***** Information provided
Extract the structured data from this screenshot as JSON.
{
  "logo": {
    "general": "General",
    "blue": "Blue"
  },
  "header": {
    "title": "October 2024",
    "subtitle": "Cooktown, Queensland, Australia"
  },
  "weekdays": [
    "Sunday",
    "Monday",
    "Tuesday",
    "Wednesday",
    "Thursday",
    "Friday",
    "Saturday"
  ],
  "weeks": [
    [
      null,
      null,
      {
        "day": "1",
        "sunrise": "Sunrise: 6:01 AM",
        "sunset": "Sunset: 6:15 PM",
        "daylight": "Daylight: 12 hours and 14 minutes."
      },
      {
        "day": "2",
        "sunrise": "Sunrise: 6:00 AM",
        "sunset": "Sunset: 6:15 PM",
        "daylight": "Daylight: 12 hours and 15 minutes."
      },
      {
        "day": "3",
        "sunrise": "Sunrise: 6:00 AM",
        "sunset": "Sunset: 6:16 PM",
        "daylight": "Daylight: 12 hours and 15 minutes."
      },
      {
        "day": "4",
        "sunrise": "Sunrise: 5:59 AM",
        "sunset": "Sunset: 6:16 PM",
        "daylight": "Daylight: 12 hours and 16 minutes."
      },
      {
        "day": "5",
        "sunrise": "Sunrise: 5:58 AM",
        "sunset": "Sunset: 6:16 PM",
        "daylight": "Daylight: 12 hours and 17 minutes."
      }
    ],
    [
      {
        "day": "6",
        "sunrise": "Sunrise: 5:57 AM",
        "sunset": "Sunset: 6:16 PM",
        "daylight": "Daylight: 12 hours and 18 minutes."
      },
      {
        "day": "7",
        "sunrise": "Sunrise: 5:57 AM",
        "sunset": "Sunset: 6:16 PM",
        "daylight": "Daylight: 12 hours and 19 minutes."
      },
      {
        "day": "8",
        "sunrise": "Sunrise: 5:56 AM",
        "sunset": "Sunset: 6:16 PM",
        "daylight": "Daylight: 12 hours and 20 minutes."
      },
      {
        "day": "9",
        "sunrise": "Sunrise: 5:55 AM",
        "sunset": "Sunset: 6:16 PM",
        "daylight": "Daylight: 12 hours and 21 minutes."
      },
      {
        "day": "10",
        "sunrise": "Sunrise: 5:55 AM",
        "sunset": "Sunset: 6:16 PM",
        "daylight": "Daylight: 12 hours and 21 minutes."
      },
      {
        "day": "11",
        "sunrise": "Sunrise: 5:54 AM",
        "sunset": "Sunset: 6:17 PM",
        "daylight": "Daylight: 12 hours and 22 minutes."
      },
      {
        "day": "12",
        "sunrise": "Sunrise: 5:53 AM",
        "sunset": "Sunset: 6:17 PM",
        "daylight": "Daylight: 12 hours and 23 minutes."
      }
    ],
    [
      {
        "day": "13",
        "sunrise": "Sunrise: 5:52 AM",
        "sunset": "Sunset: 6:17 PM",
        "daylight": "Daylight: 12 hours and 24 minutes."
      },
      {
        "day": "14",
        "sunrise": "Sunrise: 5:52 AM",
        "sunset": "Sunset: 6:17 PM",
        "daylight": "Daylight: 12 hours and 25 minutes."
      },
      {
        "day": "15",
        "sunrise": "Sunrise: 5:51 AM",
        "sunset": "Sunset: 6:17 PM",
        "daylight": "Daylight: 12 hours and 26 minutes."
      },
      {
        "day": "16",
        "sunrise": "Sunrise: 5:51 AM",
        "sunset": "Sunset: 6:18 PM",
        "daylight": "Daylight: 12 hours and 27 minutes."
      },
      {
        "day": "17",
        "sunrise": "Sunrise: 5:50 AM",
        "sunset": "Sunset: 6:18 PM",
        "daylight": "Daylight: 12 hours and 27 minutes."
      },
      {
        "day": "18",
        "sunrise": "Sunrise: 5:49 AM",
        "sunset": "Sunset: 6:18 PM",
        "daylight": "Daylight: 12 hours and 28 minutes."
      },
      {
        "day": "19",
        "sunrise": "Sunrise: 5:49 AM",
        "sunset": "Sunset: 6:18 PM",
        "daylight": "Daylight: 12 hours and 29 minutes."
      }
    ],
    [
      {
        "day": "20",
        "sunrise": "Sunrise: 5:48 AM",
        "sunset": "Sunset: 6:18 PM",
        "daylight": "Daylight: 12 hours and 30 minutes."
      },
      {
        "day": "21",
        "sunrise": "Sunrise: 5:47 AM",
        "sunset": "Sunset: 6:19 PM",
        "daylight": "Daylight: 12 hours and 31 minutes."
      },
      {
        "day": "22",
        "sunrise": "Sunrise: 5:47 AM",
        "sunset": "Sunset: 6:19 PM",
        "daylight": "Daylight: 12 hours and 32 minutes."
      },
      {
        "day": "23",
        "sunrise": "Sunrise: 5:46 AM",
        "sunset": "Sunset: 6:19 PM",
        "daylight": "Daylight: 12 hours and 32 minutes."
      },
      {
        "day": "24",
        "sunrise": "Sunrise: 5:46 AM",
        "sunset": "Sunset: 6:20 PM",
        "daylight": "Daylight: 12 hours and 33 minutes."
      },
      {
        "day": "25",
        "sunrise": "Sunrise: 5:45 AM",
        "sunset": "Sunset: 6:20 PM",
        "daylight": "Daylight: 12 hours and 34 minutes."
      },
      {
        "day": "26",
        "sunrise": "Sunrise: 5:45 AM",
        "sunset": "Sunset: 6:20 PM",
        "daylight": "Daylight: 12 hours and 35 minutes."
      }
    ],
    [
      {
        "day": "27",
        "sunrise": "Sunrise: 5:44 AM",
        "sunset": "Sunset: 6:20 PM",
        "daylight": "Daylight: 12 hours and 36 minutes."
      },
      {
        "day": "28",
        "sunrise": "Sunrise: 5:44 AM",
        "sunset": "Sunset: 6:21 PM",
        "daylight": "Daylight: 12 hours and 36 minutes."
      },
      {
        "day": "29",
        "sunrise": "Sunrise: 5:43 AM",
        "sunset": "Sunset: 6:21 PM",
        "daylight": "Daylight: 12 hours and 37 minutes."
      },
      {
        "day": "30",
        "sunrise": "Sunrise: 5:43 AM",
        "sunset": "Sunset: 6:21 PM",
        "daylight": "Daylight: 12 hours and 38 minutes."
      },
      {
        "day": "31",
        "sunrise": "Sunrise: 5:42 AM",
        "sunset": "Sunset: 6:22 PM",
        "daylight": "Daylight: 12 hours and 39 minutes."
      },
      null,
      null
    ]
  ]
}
**********
■ **The exercise**:
Go through the records above and set each one down exactly, please.

■ **Written response**:
Extract the structured data from this screenshot as JSON.
{
  "logo": {
    "general": "General",
    "blue": "Blue"
  },
  "header": {
    "title": "October 2024",
    "subtitle": "Cooktown, Queensland, Australia"
  },
  "weekdays": [
    "Sunday",
    "Monday",
    "Tuesday",
    "Wednesday",
    "Thursday",
    "Friday",
    "Saturday"
  ],
  "weeks": [
    [
      null,
      null,
      {
        "day": "1",
        "sunrise": "Sunrise: 6:01 AM",
        "sunset": "Sunset: 6:15 PM",
        "daylight": "Daylight: 12 hours and 14 minutes."
      },
      {
        "day": "2",
        "sunrise": "Sunrise: 6:00 AM",
        "sunset": "Sunset: 6:15 PM",
        "daylight": "Daylight: 12 hours and 15 minutes."
      },
      {
        "day": "3",
        "sunrise": "Sunrise: 6:00 AM",
        "sunset": "Sunset: 6:16 PM",
        "daylight": "Daylight: 12 hours and 15 minutes."
      },
      {
        "day": "4",
        "sunrise": "Sunrise: 5:59 AM",
        "sunset": "Sunset: 6:16 PM",
        "daylight": "Daylight: 12 hours and 16 minutes."
      },
      {
        "day": "5",
        "sunrise": "Sunrise: 5:58 AM",
        "sunset": "Sunset: 6:16 PM",
        "daylight": "Daylight: 12 hours and 17 minutes."
      }
    ],
    [
      {
        "day": "6",
        "sunrise": "Sunrise: 5:57 AM",
        "sunset": "Sunset: 6:16 PM",
        "daylight": "Daylight: 12 hours and 18 minutes."
      },
      {
        "day": "7",
        "sunrise": "Sunrise: 5:57 AM",
        "sunset": "Sunset: 6:16 PM",
        "daylight": "Daylight: 12 hours and 19 minutes."
      },
      {
        "day": "8",
        "sunrise": "Sunrise: 5:56 AM",
        "sunset": "Sunset: 6:16 PM",
        "daylight": "Daylight: 12 hours and 20 minutes."
      },
      {
        "day": "9",
        "sunrise": "Sunrise: 5:55 AM",
        "sunset": "Sunset: 6:16 PM",
        "daylight": "Daylight: 12 hours and 21 minutes."
      },
      {
        "day": "10",
        "sunrise": "Sunrise: 5:55 AM",
        "sunset": "Sunset: 6:16 PM",
        "daylight": "Daylight: 12 hours and 21 minutes."
      },
      {
        "day": "11",
        "sunrise": "Sunrise: 5:54 AM",
        "sunset": "Sunset: 6:17 PM",
        "daylight": "Daylight: 12 hours and 22 minutes."
      },
      {
        "day": "12",
        "sunrise": "Sunrise: 5:53 AM",
        "sunset": "Sunset: 6:17 PM",
        "daylight": "Daylight: 12 hours and 23 minutes."
      }
    ],
    [
      {
        "day": "13",
        "sunrise": "Sunrise: 5:52 AM",
        "sunset": "Sunset: 6:17 PM",
        "daylight": "Daylight: 12 hours and 24 minutes."
      },
      {
        "day": "14",
        "sunrise": "Sunrise: 5:52 AM",
        "sunset": "Sunset: 6:17 PM",
        "daylight": "Daylight: 12 hours and 25 minutes."
      },
      {
        "day": "15",
        "sunrise": "Sunrise: 5:51 AM",
        "sunset": "Sunset: 6:17 PM",
        "daylight": "Daylight: 12 hours and 26 minutes."
      },
      {
        "day": "16",
        "sunrise": "Sunrise: 5:51 AM",
        "sunset": "Sunset: 6:18 PM",
        "daylight": "Daylight: 12 hours and 27 minutes."
      },
      {
        "day": "17",
        "sunrise": "Sunrise: 5:50 AM",
        "sunset": "Sunset: 6:18 PM",
        "daylight": "Daylight: 12 hours and 27 minutes."
      },
      {
        "day": "18",
        "sunrise": "Sunrise: 5:49 AM",
        "sunset": "Sunset: 6:18 PM",
        "daylight": "Daylight: 12 hours and 28 minutes."
      },
      {
        "day": "19",
        "sunrise": "Sunrise: 5:49 AM",
        "sunset": "Sunset: 6:18 PM",
        "daylight": "Daylight: 12 hours and 29 minutes."
      }
    ],
    [
      {
        "day": "20",
        "sunrise": "Sunrise: 5:48 AM",
        "sunset": "Sunset: 6:18 PM",
        "daylight": "Daylight: 12 hours and 30 minutes."
      },
      {
        "day": "21",
        "sunrise": "Sunrise: 5:47 AM",
        "sunset": "Sunset: 6:19 PM",
        "daylight": "Daylight: 12 hours and 31 minutes."
      },
      {
        "day": "22",
        "sunrise": "Sunrise: 5:47 AM",
        "sunset": "Sunset: 6:19 PM",
        "daylight": "Daylight: 12 hours and 32 minutes."
      },
      {
        "day": "23",
        "sunrise": "Sunrise: 5:46 AM",
        "sunset": "Sunset: 6:19 PM",
        "daylight": "Daylight: 12 hours and 32 minutes."
      },
      {
        "day": "24",
        "sunrise": "Sunrise: 5:46 AM",
        "sunset": "Sunset: 6:20 PM",
        "daylight": "Daylight: 12 hours and 33 minutes."
      },
      {
        "day": "25",
        "sunrise": "Sunrise: 5:45 AM",
        "sunset": "Sunset: 6:20 PM",
        "daylight": "Daylight: 12 hours and 34 minutes."
      },
      {
        "day": "26",
        "sunrise": "Sunrise: 5:45 AM",
        "sunset": "Sunset: 6:20 PM",
        "daylight": "Daylight: 12 hours and 35 minutes."
      }
    ],
    [
      {
        "day": "27",
        "sunrise": "Sunrise: 5:44 AM",
        "sunset": "Sunset: 6:20 PM",
        "daylight": "Daylight: 12 hours and 36 minutes."
      },
      {
        "day": "28",
        "sunrise": "Sunrise: 5:44 AM",
        "sunset": "Sunset: 6:21 PM",
        "daylight": "Daylight: 12 hours and 36 minutes."
      },
      {
        "day": "29",
        "sunrise": "Sunrise: 5:43 AM",
        "sunset": "Sunset: 6:21 PM",
        "daylight": "Daylight: 12 hours and 37 minutes."
      },
      {
        "day": "30",
        "sunrise": "Sunrise: 5:43 AM",
        "sunset": "Sunset: 6:21 PM",
        "daylight": "Daylight: 12 hours and 38 minutes."
      },
      {
        "day": "31",
        "sunrise": "Sunrise: 5:42 AM",
        "sunset": "Sunset: 6:22 PM",
        "daylight": "Daylight: 12 hours and 39 minutes."
      },
      null,
      null
    ]
  ]
}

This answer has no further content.